**DATA PROVIDED:**
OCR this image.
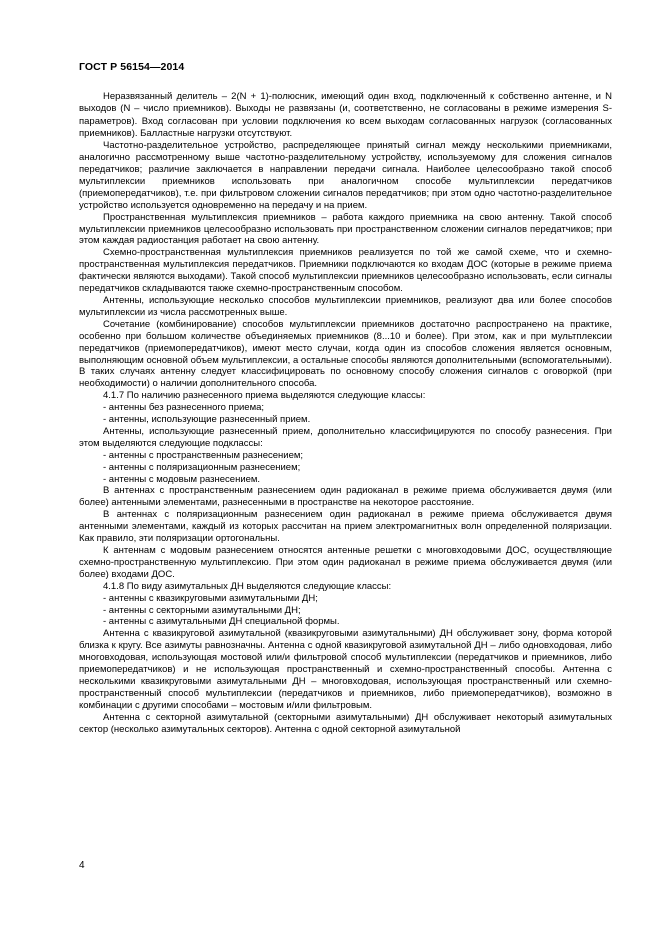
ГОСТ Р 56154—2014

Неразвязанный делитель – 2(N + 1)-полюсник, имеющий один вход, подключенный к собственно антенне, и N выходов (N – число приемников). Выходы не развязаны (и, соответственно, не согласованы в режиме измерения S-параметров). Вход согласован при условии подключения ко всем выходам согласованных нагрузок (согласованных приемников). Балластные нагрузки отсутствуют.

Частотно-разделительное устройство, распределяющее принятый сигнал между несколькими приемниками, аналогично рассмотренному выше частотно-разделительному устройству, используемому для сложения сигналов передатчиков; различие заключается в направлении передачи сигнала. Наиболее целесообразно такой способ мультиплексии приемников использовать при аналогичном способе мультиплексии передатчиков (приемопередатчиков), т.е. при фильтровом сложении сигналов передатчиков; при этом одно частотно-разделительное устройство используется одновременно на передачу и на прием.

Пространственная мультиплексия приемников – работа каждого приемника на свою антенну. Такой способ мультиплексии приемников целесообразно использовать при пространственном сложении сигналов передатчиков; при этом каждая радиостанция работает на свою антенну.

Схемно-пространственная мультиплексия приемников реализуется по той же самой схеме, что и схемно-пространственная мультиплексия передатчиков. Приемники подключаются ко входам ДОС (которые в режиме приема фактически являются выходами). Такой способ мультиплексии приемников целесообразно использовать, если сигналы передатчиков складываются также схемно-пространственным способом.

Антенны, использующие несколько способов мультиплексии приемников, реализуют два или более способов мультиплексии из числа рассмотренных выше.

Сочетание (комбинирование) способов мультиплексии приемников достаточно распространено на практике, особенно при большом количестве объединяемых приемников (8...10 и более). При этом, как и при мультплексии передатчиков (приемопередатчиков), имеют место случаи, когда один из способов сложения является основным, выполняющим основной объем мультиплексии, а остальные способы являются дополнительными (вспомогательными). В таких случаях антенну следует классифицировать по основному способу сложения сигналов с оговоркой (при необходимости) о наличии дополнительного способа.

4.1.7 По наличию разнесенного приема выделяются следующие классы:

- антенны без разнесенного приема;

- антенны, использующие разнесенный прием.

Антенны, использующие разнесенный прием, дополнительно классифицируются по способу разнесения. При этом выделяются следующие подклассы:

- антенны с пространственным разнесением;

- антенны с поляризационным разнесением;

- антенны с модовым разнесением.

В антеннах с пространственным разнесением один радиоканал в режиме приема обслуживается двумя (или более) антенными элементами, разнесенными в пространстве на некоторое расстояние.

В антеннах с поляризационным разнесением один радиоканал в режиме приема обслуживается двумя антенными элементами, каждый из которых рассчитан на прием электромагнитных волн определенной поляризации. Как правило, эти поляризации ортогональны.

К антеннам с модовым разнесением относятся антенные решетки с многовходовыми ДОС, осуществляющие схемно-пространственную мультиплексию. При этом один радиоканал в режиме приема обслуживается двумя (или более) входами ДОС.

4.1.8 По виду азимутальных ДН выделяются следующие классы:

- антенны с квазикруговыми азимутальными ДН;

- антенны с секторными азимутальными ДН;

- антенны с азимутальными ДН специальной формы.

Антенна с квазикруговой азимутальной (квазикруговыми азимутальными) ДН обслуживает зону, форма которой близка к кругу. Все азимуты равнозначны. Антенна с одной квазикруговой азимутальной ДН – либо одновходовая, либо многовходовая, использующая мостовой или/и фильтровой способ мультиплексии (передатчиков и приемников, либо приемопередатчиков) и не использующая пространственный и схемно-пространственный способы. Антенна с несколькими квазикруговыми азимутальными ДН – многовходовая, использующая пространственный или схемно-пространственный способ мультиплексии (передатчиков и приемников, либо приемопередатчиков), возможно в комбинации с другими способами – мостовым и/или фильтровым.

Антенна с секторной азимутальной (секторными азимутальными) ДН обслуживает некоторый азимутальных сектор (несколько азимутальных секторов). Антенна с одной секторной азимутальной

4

**PROBLEM DESCRIPTION:** Strip out the images, then output the records above word for word.

**OUTPUT BELOW:**
OCR this image.
ГОСТ Р 56154—2014

Неразвязанный делитель – 2(N + 1)-полюсник, имеющий один вход, подключенный к собственно антенне, и N выходов (N – число приемников). Выходы не развязаны (и, соответственно, не согласованы в режиме измерения S-параметров). Вход согласован при условии подключения ко всем выходам согласованных нагрузок (согласованных приемников). Балластные нагрузки отсутствуют.

Частотно-разделительное устройство, распределяющее принятый сигнал между несколькими приемниками, аналогично рассмотренному выше частотно-разделительному устройству, используемому для сложения сигналов передатчиков; различие заключается в направлении передачи сигнала. Наиболее целесообразно такой способ мультиплексии приемников использовать при аналогичном способе мультиплексии передатчиков (приемопередатчиков), т.е. при фильтровом сложении сигналов передатчиков; при этом одно частотно-разделительное устройство используется одновременно на передачу и на прием.

Пространственная мультиплексия приемников – работа каждого приемника на свою антенну. Такой способ мультиплексии приемников целесообразно использовать при пространственном сложении сигналов передатчиков; при этом каждая радиостанция работает на свою антенну.

Схемно-пространственная мультиплексия приемников реализуется по той же самой схеме, что и схемно-пространственная мультиплексия передатчиков. Приемники подключаются ко входам ДОС (которые в режиме приема фактически являются выходами). Такой способ мультиплексии приемников целесообразно использовать, если сигналы передатчиков складываются также схемно-пространственным способом.

Антенны, использующие несколько способов мультиплексии приемников, реализуют два или более способов мультиплексии из числа рассмотренных выше.

Сочетание (комбинирование) способов мультиплексии приемников достаточно распространено на практике, особенно при большом количестве объединяемых приемников (8...10 и более). При этом, как и при мультплексии передатчиков (приемопередатчиков), имеют место случаи, когда один из способов сложения является основным, выполняющим основной объем мультиплексии, а остальные способы являются дополнительными (вспомогательными). В таких случаях антенну следует классифицировать по основному способу сложения сигналов с оговоркой (при необходимости) о наличии дополнительного способа.

4.1.7 По наличию разнесенного приема выделяются следующие классы:

- антенны без разнесенного приема;

- антенны, использующие разнесенный прием.

Антенны, использующие разнесенный прием, дополнительно классифицируются по способу разнесения. При этом выделяются следующие подклассы:

- антенны с пространственным разнесением;

- антенны с поляризационным разнесением;

- антенны с модовым разнесением.

В антеннах с пространственным разнесением один радиоканал в режиме приема обслуживается двумя (или более) антенными элементами, разнесенными в пространстве на некоторое расстояние.

В антеннах с поляризационным разнесением один радиоканал в режиме приема обслуживается двумя антенными элементами, каждый из которых рассчитан на прием электромагнитных волн определенной поляризации. Как правило, эти поляризации ортогональны.

К антеннам с модовым разнесением относятся антенные решетки с многовходовыми ДОС, осуществляющие схемно-пространственную мультиплексию. При этом один радиоканал в режиме приема обслуживается двумя (или более) входами ДОС.

4.1.8 По виду азимутальных ДН выделяются следующие классы:

- антенны с квазикруговыми азимутальными ДН;

- антенны с секторными азимутальными ДН;

- антенны с азимутальными ДН специальной формы.

Антенна с квазикруговой азимутальной (квазикруговыми азимутальными) ДН обслуживает зону, форма которой близка к кругу. Все азимуты равнозначны. Антенна с одной квазикруговой азимутальной ДН – либо одновходовая, либо многовходовая, использующая мостовой или/и фильтровой способ мультиплексии (передатчиков и приемников, либо приемопередатчиков) и не использующая пространственный и схемно-пространственный способы. Антенна с несколькими квазикруговыми азимутальными ДН – многовходовая, использующая пространственный или схемно-пространственный способ мультиплексии (передатчиков и приемников, либо приемопередатчиков), возможно в комбинации с другими способами – мостовым и/или фильтровым.

Антенна с секторной азимутальной (секторными азимутальными) ДН обслуживает некоторый азимутальных сектор (несколько азимутальных секторов). Антенна с одной секторной азимутальной

4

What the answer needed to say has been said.